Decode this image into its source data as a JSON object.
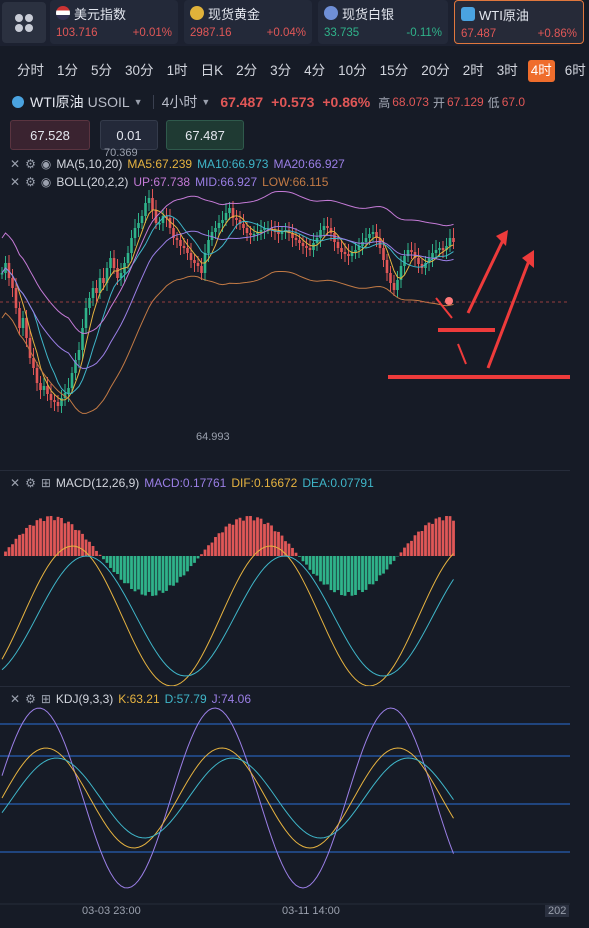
{
  "tickers": [
    {
      "name": "美元指数",
      "price": "103.716",
      "change": "+0.01%",
      "icon": "us-flag-icon",
      "trend": "up"
    },
    {
      "name": "现货黄金",
      "price": "2987.16",
      "change": "+0.04%",
      "icon": "gold-coin-icon",
      "trend": "up"
    },
    {
      "name": "现货白银",
      "price": "33.735",
      "change": "-0.11%",
      "icon": "silver-coin-icon",
      "trend": "down"
    },
    {
      "name": "WTI原油",
      "price": "67.487",
      "change": "+0.86%",
      "icon": "oil-icon",
      "trend": "up",
      "active": true
    }
  ],
  "intervals": [
    "分时",
    "1分",
    "5分",
    "30分",
    "1时",
    "日K",
    "2分",
    "3分",
    "4分",
    "10分",
    "15分",
    "20分",
    "2时",
    "3时",
    "4时",
    "6时"
  ],
  "active_interval": "4时",
  "symbol": {
    "name": "WTI原油",
    "code": "USOIL",
    "timeframe": "4小时",
    "price": "67.487",
    "change": "+0.573",
    "change_pct": "+0.86%",
    "high_label": "高",
    "high": "68.073",
    "open_label": "开",
    "open": "67.129",
    "low_label": "低",
    "low": "67.0"
  },
  "quote": {
    "bid": "67.528",
    "lot": "0.01",
    "ask": "67.487"
  },
  "indicators": {
    "ma": {
      "label": "MA(5,10,20)",
      "ma5": "MA5:67.239",
      "ma10": "MA10:66.973",
      "ma20": "MA20:66.927"
    },
    "boll": {
      "label": "BOLL(20,2,2)",
      "up": "UP:67.738",
      "mid": "MID:66.927",
      "low": "LOW:66.115"
    },
    "macd": {
      "label": "MACD(12,26,9)",
      "macd": "MACD:0.17761",
      "dif": "DIF:0.16672",
      "dea": "DEA:0.07791"
    },
    "kdj": {
      "label": "KDJ(9,3,3)",
      "k": "K:63.21",
      "d": "D:57.79",
      "j": "J:74.06"
    }
  },
  "price_marks": {
    "high": "70.369",
    "low": "64.993"
  },
  "time_axis": [
    "03-03 23:00",
    "03-11 14:00",
    "202"
  ],
  "colors": {
    "up": "#e05757",
    "down": "#2fb38a",
    "active": "#ef6d2c",
    "ma5": "#e6b340",
    "ma10": "#3fb6c9",
    "ma20": "#9b7fe6",
    "boll_up": "#c47ad6",
    "boll_low": "#c27a45",
    "annotation": "#ee3b3b"
  }
}
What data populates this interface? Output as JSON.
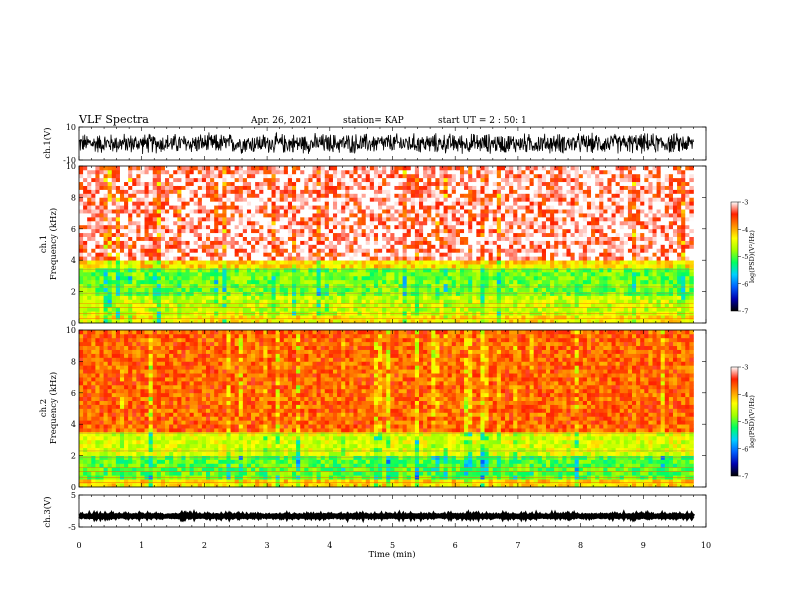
{
  "header": {
    "title": "VLF Spectra",
    "date": "Apr. 26, 2021",
    "station": "station= KAP",
    "start": "start  UT  =   2 : 50: 1"
  },
  "chart_data": [
    {
      "type": "line",
      "panel": "ch1-waveform",
      "ylabel": "ch.1(V)",
      "ylim": [
        -10,
        10
      ],
      "yticks": [
        "10",
        "-10"
      ],
      "xlim": [
        0,
        10
      ],
      "note_series": "dense noise-like waveform spanning roughly -7 to +7 V over 0–9.8 min"
    },
    {
      "type": "heatmap",
      "panel": "ch1-spectrogram",
      "ylabel": "ch.1\nFrequency  (kHz)",
      "ylim": [
        0,
        10
      ],
      "yticks": [
        "0",
        "2",
        "4",
        "6",
        "8",
        "10"
      ],
      "xlim": [
        0,
        10
      ],
      "data_extent_min": 9.8,
      "bands": [
        {
          "from_khz": 0,
          "to_khz": 0.6,
          "level": -4.3
        },
        {
          "from_khz": 0.6,
          "to_khz": 1.8,
          "level": -4.6
        },
        {
          "from_khz": 1.8,
          "to_khz": 3.4,
          "level": -4.9
        },
        {
          "from_khz": 3.4,
          "to_khz": 4.0,
          "level": -4.2
        },
        {
          "from_khz": 4.0,
          "to_khz": 10,
          "level": -3.4
        }
      ],
      "colorbar": {
        "label": "log(PSD)(V²/Hz)",
        "range": [
          -7,
          -3
        ],
        "ticks": [
          "-3",
          "-4",
          "-5",
          "-6",
          "-7"
        ]
      }
    },
    {
      "type": "heatmap",
      "panel": "ch2-spectrogram",
      "ylabel": "ch.2\nFrequency  (kHz)",
      "ylim": [
        0,
        10
      ],
      "yticks": [
        "0",
        "2",
        "4",
        "6",
        "8",
        "10"
      ],
      "xlim": [
        0,
        10
      ],
      "data_extent_min": 9.8,
      "bands": [
        {
          "from_khz": 0,
          "to_khz": 0.4,
          "level": -4.2
        },
        {
          "from_khz": 0.4,
          "to_khz": 2.0,
          "level": -5.0
        },
        {
          "from_khz": 2.0,
          "to_khz": 3.5,
          "level": -4.5
        },
        {
          "from_khz": 3.5,
          "to_khz": 10,
          "level": -3.7
        }
      ],
      "colorbar": {
        "label": "log(PSD)(V²/Hz)",
        "range": [
          -7,
          -3
        ],
        "ticks": [
          "-3",
          "-4",
          "-5",
          "-6",
          "-7"
        ]
      }
    },
    {
      "type": "line",
      "panel": "ch3-waveform",
      "ylabel": "ch.3(V)",
      "ylim": [
        -5,
        5
      ],
      "yticks": [
        "5",
        "-5"
      ],
      "xlim": [
        0,
        10
      ],
      "xlabel": "Time  (min)",
      "xticks": [
        "0",
        "1",
        "2",
        "3",
        "4",
        "5",
        "6",
        "7",
        "8",
        "9",
        "10"
      ],
      "note_series": "near-flat band around -1.6 V spanning 0–9.8 min"
    }
  ],
  "colors": {
    "colormap": [
      "#000000",
      "#0000b0",
      "#0060ff",
      "#00d0ff",
      "#00ff60",
      "#a0ff00",
      "#ffff00",
      "#ff9000",
      "#ff2000",
      "#ffffff"
    ]
  }
}
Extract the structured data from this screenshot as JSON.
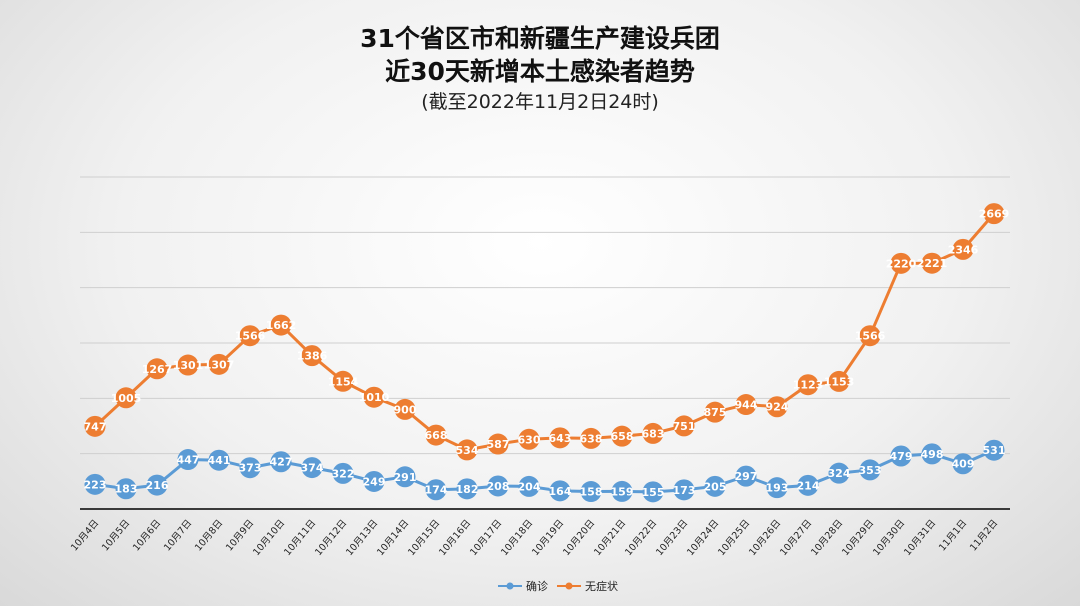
{
  "chart_data": {
    "type": "line",
    "title_line1": "31个省区市和新疆生产建设兵团",
    "title_line2": "近30天新增本土感染者趋势",
    "subtitle": "(截至2022年11月2日24时)",
    "categories": [
      "10月4日",
      "10月5日",
      "10月6日",
      "10月7日",
      "10月8日",
      "10月9日",
      "10月10日",
      "10月11日",
      "10月12日",
      "10月13日",
      "10月14日",
      "10月15日",
      "10月16日",
      "10月17日",
      "10月18日",
      "10月19日",
      "10月20日",
      "10月21日",
      "10月22日",
      "10月23日",
      "10月24日",
      "10月25日",
      "10月26日",
      "10月27日",
      "10月28日",
      "10月29日",
      "10月30日",
      "10月31日",
      "11月1日",
      "11月2日"
    ],
    "series": [
      {
        "name": "确诊",
        "color": "#5b9bd5",
        "values": [
          223,
          183,
          216,
          447,
          441,
          373,
          427,
          374,
          322,
          249,
          291,
          174,
          182,
          208,
          204,
          164,
          158,
          159,
          155,
          173,
          205,
          297,
          193,
          214,
          324,
          353,
          479,
          498,
          409,
          531
        ]
      },
      {
        "name": "无症状",
        "color": "#ed7d31",
        "values": [
          747,
          1005,
          1267,
          1301,
          1307,
          1566,
          1662,
          1386,
          1154,
          1010,
          900,
          668,
          534,
          587,
          630,
          643,
          638,
          658,
          683,
          751,
          875,
          944,
          924,
          1123,
          1153,
          1566,
          2220,
          2221,
          2346,
          2669
        ]
      }
    ],
    "ylim": [
      0,
      3000
    ],
    "grid": true,
    "legend": "bottom"
  }
}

• **REQUIRED TASK**: In the entries above, some lines may contain the string "this"; report how many, without additional comment.

• **RESPONSE TO THE TASK**: 3